#### Goal
Determine the number of lines in the listing below where the string "name" occurs; answer with the number alone.

===== Exercise inputs

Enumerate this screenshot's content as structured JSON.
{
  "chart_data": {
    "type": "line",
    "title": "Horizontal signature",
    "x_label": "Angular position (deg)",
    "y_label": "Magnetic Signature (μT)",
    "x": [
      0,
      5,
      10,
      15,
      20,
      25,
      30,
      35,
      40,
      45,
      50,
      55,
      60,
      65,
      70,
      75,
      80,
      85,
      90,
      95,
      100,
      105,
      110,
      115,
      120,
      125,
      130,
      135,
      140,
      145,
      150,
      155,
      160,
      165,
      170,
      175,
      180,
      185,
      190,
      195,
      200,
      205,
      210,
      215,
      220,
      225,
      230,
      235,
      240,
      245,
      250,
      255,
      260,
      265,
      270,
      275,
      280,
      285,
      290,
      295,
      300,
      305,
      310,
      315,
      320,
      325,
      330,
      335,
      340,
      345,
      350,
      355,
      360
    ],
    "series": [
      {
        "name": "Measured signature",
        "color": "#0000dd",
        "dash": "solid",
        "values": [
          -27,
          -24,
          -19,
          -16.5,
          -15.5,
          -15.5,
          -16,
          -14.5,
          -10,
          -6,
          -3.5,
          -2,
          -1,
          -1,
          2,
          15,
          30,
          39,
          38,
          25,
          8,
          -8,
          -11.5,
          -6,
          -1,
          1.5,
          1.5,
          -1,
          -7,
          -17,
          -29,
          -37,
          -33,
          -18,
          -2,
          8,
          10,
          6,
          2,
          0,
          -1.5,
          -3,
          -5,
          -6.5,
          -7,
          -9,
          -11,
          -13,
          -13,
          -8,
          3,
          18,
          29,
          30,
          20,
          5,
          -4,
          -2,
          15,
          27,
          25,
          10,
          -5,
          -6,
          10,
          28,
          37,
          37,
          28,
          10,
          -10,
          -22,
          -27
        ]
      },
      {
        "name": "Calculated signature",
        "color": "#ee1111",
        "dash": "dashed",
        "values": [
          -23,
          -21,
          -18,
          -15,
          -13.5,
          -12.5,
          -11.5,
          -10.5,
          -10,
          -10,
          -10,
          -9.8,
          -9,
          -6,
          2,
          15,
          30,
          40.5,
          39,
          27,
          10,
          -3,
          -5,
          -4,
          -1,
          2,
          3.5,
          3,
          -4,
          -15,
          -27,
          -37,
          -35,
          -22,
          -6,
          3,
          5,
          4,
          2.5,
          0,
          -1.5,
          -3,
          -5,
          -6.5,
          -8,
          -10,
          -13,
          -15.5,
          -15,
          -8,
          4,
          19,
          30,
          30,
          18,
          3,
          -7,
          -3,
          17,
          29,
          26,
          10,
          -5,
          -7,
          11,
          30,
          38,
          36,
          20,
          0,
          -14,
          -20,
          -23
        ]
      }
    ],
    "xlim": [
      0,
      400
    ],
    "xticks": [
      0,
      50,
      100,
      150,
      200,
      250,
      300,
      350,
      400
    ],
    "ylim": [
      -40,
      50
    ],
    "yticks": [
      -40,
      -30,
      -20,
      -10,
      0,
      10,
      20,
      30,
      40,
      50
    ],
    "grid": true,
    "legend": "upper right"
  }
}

==========

#### Complete answer
2